(RECORDS SHOWN)
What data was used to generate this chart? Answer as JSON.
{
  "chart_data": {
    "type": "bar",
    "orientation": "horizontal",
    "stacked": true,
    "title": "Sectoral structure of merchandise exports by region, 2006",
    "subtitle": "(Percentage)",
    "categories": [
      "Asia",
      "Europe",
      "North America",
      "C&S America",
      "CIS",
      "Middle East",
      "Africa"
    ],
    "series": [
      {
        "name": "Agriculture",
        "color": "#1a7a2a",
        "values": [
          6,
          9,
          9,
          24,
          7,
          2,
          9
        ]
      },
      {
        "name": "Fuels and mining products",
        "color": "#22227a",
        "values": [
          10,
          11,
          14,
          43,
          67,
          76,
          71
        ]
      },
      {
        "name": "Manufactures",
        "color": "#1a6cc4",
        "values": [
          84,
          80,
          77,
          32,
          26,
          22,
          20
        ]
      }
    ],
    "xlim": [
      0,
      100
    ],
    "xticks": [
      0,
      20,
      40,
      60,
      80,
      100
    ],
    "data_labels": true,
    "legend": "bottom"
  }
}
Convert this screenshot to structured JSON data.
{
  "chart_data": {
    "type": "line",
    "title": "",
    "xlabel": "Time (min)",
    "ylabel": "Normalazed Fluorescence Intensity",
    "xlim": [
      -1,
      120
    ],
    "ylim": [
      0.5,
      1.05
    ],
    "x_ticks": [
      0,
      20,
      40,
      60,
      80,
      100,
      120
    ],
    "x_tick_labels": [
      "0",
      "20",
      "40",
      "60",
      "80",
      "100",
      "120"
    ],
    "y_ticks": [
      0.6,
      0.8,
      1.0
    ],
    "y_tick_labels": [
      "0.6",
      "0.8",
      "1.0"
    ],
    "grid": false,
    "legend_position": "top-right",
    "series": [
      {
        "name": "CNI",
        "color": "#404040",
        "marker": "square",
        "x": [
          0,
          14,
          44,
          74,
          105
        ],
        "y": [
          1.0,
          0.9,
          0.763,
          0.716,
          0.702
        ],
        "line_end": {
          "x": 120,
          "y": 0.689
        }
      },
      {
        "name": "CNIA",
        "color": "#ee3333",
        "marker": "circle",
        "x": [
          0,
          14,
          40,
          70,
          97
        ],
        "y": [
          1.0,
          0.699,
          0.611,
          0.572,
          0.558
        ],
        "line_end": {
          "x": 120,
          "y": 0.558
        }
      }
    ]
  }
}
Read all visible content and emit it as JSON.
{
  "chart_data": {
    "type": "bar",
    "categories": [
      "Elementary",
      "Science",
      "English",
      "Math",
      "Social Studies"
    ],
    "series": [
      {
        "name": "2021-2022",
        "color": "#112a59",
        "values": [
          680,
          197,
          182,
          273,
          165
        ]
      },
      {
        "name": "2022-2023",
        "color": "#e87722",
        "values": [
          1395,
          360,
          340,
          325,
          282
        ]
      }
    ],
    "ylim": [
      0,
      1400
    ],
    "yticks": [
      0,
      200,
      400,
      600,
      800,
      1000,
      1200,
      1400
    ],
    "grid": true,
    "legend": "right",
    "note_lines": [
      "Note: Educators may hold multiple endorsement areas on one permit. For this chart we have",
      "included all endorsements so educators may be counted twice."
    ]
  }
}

(EXERCISE PROMPT) Determine how many lines of the data contain the word "true", and reply with that number only.

(THE COMPLETED TASK) 3